What you will do:
Retype the records below word for word and omit any image.

[Collected data entries]
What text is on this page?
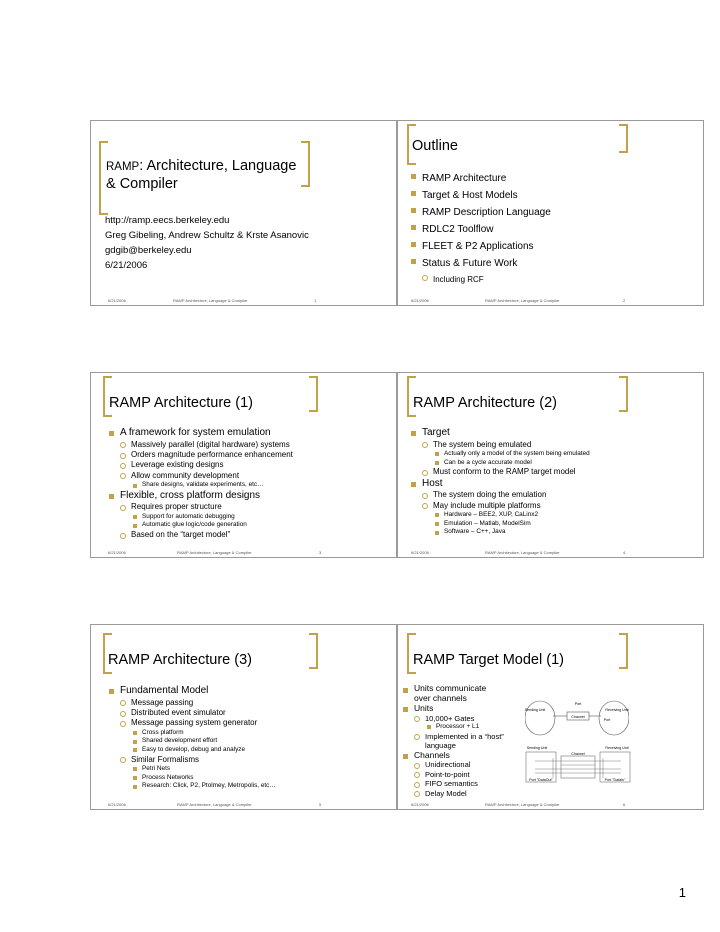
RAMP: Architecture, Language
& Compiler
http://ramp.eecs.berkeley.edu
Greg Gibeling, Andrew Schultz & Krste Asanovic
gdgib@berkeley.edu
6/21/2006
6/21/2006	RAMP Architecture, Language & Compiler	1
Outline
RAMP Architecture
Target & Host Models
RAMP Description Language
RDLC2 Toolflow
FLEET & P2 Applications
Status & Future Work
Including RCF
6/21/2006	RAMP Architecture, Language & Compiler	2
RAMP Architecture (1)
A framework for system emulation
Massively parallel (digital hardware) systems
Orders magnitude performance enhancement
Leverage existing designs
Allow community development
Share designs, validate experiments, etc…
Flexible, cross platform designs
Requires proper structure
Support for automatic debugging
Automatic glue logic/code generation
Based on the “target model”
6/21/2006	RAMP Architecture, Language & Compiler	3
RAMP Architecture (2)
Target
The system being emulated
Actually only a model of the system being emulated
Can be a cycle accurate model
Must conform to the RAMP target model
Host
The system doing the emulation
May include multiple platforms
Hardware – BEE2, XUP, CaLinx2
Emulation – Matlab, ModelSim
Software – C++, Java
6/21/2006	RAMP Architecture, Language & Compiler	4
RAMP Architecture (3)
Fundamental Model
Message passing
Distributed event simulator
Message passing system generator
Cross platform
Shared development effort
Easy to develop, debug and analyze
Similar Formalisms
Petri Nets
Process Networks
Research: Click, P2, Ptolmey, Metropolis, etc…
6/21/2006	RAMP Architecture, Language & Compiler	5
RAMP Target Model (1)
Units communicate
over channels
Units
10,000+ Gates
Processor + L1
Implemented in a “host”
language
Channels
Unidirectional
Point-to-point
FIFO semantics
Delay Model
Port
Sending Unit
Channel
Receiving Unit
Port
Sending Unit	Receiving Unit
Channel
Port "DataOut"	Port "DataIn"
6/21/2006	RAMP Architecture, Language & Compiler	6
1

Answer to the task:
What text is on this page?
RAMP: Architecture, Language
& Compiler
http://ramp.eecs.berkeley.edu
Greg Gibeling, Andrew Schultz & Krste Asanovic
gdgib@berkeley.edu
6/21/2006
6/21/2006	RAMP Architecture, Language & Compiler	1
Outline
RAMP Architecture
Target & Host Models
RAMP Description Language
RDLC2 Toolflow
FLEET & P2 Applications
Status & Future Work
Including RCF
6/21/2006	RAMP Architecture, Language & Compiler	2
RAMP Architecture (1)
A framework for system emulation
Massively parallel (digital hardware) systems
Orders magnitude performance enhancement
Leverage existing designs
Allow community development
Share designs, validate experiments, etc…
Flexible, cross platform designs
Requires proper structure
Support for automatic debugging
Automatic glue logic/code generation
Based on the “target model”
6/21/2006	RAMP Architecture, Language & Compiler	3
RAMP Architecture (2)
Target
The system being emulated
Actually only a model of the system being emulated
Can be a cycle accurate model
Must conform to the RAMP target model
Host
The system doing the emulation
May include multiple platforms
Hardware – BEE2, XUP, CaLinx2
Emulation – Matlab, ModelSim
Software – C++, Java
6/21/2006	RAMP Architecture, Language & Compiler	4
RAMP Architecture (3)
Fundamental Model
Message passing
Distributed event simulator
Message passing system generator
Cross platform
Shared development effort
Easy to develop, debug and analyze
Similar Formalisms
Petri Nets
Process Networks
Research: Click, P2, Ptolmey, Metropolis, etc…
6/21/2006	RAMP Architecture, Language & Compiler	5
RAMP Target Model (1)
Units communicate
over channels
Units
10,000+ Gates
Processor + L1
Implemented in a “host”
language
Channels
Unidirectional
Point-to-point
FIFO semantics
Delay Model
Port
Sending Unit
Channel
Receiving Unit
Port
Sending Unit	Receiving Unit
Channel
Port "DataOut"	Port "DataIn"
6/21/2006	RAMP Architecture, Language & Compiler	6
1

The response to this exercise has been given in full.